◆ WHAT IS NEEDED:
In the data below, reproduce the lines verbatim, from the line containing "Decompose this screenshot" up to and including the line containing "pager-range-label: 1 - 2", and omit the pictures.

◆ SOURCE RECORDS:
☆ ☆ ☆
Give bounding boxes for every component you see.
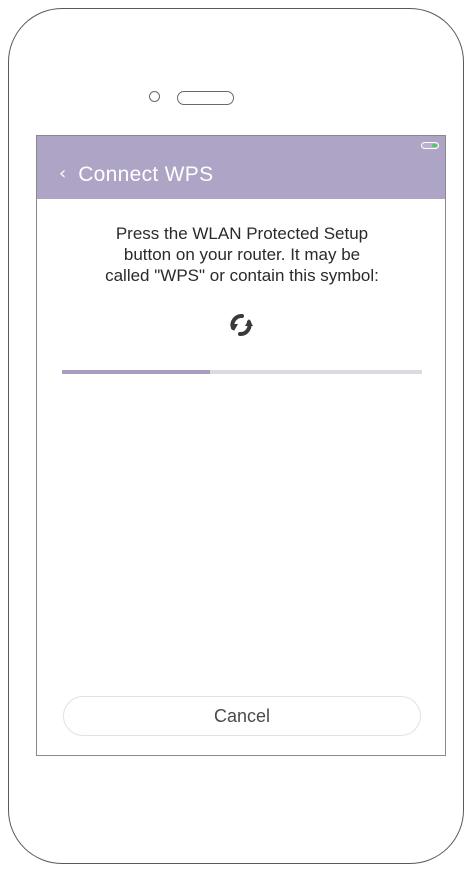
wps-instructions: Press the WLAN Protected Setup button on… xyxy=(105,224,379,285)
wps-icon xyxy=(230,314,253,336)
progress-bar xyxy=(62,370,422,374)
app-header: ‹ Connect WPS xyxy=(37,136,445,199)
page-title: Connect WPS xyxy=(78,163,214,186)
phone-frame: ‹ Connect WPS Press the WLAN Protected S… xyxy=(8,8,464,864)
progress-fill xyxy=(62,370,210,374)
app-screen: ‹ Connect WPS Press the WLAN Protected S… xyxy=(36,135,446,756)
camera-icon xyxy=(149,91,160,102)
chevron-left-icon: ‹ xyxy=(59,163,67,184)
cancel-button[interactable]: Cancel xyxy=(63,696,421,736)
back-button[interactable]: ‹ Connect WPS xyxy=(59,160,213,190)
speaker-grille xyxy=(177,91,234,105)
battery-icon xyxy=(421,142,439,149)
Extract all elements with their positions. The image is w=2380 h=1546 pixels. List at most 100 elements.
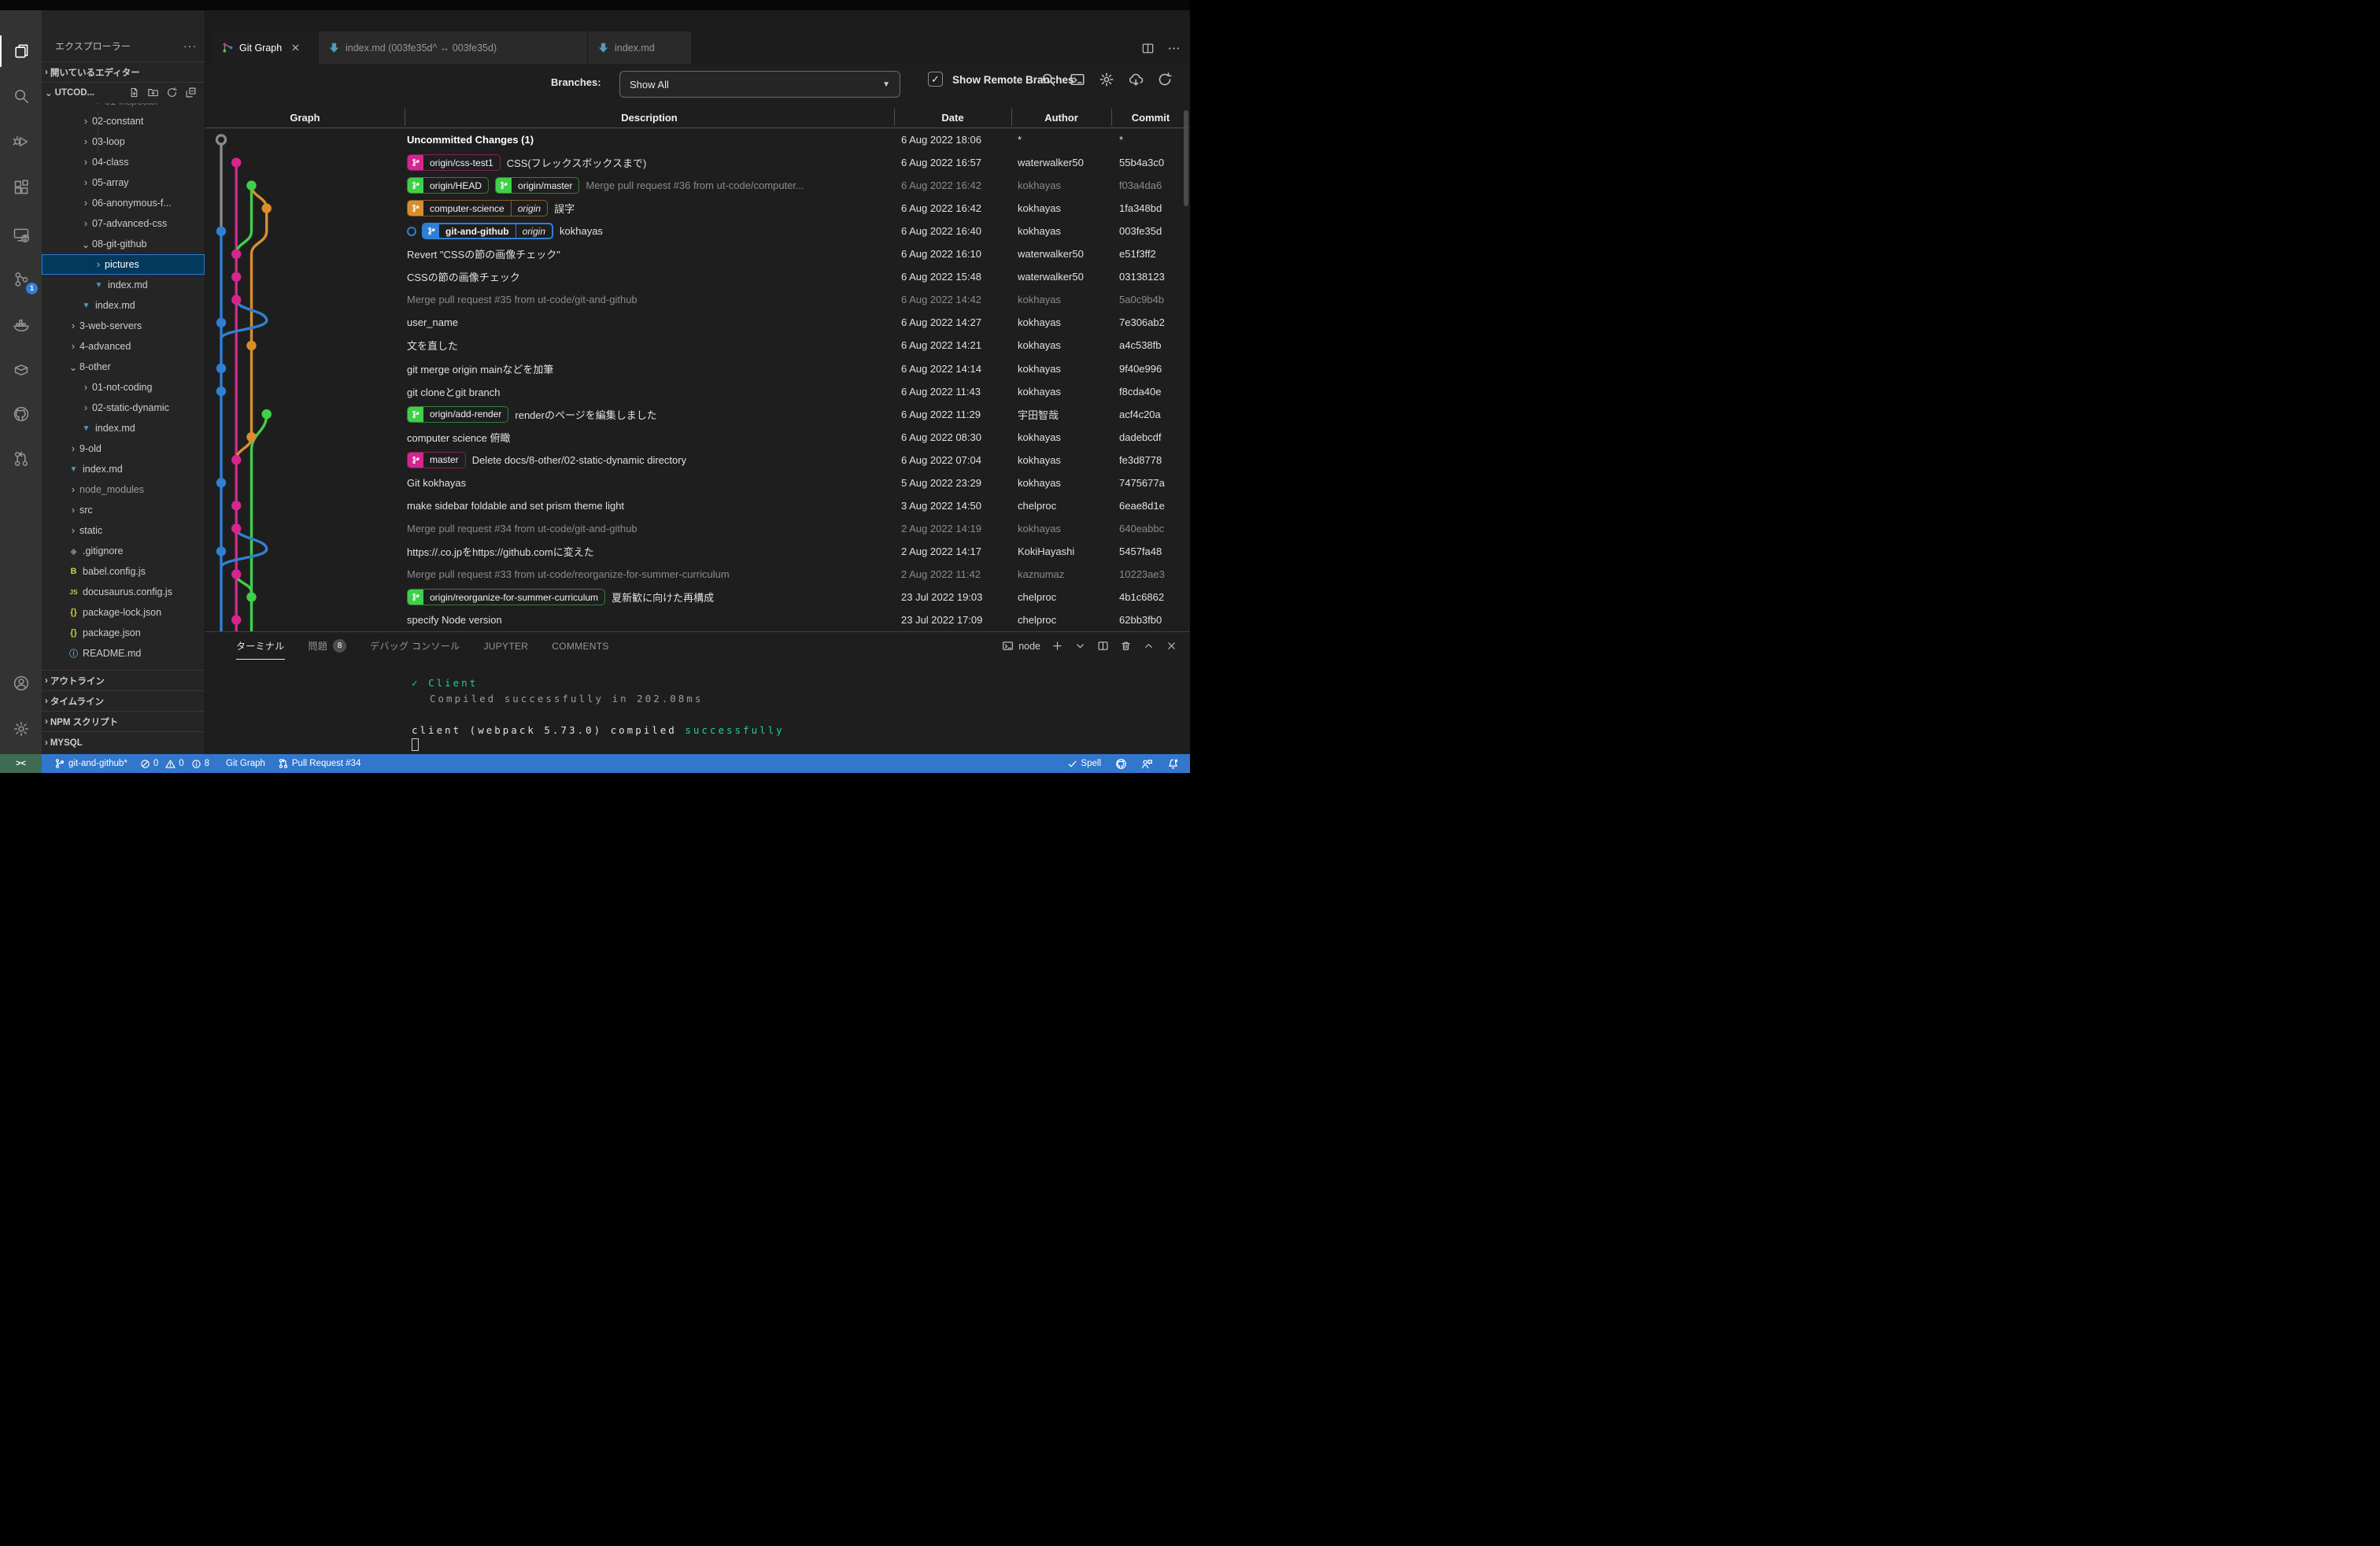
☆ ☆ ☆
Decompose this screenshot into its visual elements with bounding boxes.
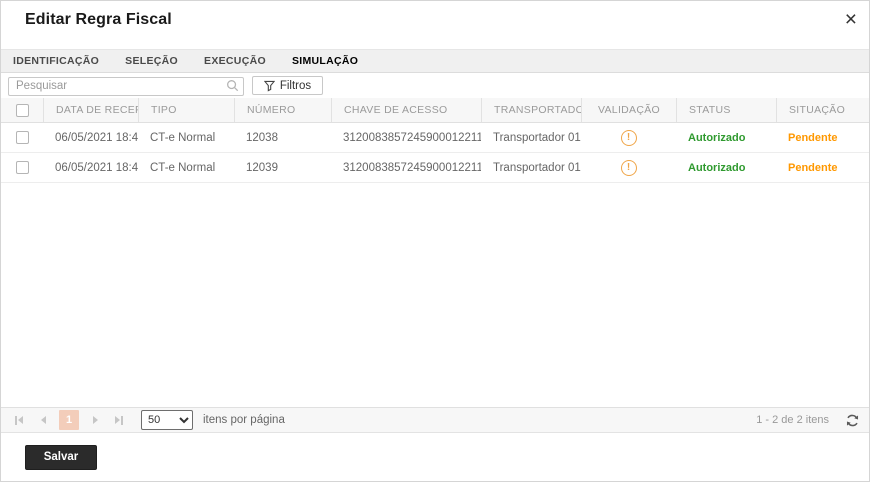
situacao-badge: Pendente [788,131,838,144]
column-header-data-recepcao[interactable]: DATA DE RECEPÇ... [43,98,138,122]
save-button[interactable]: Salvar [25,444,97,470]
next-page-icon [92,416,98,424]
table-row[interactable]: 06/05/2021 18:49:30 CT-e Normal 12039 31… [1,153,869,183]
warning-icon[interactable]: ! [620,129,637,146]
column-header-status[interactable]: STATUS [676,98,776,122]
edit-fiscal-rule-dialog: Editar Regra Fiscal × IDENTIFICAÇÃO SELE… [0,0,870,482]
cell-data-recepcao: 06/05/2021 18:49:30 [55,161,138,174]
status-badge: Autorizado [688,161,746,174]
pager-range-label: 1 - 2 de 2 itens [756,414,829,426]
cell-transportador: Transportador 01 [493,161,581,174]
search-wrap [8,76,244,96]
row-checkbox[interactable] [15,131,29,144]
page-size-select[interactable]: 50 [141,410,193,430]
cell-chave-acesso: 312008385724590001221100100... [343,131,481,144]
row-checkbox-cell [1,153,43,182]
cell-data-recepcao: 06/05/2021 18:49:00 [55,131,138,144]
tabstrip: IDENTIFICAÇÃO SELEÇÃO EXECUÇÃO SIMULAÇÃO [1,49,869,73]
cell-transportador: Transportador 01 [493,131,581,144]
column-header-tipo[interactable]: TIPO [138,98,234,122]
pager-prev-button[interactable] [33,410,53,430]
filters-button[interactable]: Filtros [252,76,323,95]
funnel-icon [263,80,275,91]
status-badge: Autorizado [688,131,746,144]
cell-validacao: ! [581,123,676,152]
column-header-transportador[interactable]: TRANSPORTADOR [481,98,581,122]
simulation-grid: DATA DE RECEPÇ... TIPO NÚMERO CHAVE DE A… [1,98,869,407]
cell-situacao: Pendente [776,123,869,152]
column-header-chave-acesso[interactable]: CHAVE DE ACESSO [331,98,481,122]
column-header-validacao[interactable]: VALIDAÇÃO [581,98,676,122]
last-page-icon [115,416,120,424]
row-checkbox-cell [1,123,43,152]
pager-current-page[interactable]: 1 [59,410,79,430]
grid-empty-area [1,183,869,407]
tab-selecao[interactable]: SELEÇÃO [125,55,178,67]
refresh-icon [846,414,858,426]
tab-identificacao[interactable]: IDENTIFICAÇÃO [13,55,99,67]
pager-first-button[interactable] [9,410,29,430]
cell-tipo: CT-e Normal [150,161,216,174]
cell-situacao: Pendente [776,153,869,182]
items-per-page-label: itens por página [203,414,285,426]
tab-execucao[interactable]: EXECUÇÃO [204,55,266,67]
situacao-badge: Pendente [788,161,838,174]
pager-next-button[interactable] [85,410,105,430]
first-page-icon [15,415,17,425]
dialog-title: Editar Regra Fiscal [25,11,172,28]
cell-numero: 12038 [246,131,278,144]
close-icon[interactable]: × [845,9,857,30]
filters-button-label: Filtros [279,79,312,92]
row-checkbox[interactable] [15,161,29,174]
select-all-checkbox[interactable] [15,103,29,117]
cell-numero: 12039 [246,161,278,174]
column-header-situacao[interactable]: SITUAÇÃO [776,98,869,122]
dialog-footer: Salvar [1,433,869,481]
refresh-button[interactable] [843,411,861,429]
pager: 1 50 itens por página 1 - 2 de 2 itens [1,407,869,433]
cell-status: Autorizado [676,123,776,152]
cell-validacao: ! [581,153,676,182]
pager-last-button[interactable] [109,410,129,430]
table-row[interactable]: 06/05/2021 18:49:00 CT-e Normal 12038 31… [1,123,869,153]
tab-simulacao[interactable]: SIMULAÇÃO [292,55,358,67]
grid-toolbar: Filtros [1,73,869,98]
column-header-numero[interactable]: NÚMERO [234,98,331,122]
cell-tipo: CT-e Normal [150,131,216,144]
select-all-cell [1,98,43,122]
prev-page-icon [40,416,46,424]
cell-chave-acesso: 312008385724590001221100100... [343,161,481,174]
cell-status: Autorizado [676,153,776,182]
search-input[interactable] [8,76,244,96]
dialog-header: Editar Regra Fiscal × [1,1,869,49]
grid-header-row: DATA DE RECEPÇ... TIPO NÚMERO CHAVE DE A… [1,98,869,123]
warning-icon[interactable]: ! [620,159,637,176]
☆ ☆ ☆
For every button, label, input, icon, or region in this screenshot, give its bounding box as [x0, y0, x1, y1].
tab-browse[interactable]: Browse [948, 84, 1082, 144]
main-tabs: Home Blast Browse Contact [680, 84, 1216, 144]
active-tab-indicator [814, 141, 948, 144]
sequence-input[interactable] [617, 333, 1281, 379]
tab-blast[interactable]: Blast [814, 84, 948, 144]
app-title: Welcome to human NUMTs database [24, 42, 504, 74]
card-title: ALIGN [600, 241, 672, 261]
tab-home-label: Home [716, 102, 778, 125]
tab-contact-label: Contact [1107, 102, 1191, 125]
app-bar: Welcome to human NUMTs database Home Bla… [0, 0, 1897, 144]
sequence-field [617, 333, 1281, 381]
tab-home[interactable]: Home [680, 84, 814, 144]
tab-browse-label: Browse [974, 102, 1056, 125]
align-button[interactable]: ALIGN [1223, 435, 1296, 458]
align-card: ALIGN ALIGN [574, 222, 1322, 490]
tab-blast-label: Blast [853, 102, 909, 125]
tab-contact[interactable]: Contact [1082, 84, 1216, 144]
☆ ☆ ☆
◆ IN RESPONSE:
Decompose this screenshot into its visual elements with bounding boxes.
situacao-badge: Pendente [788,131,838,144]
column-header-data-recepcao[interactable]: DATA DE RECEPÇ... [43,98,138,122]
save-button[interactable]: Salvar [25,444,97,470]
next-page-icon [92,416,98,424]
table-row[interactable]: 06/05/2021 18:49:30 CT-e Normal 12039 31… [1,153,869,183]
warning-icon[interactable]: ! [620,129,637,146]
column-header-status[interactable]: STATUS [676,98,776,122]
edit-fiscal-rule-dialog: Editar Regra Fiscal × IDENTIFICAÇÃO SELE… [0,0,870,482]
cell-data-recepcao: 06/05/2021 18:49:30 [55,161,138,174]
status-badge: Autorizado [688,161,746,174]
pager-range-label: 1 - 2 de 2 itens [756,414,829,426]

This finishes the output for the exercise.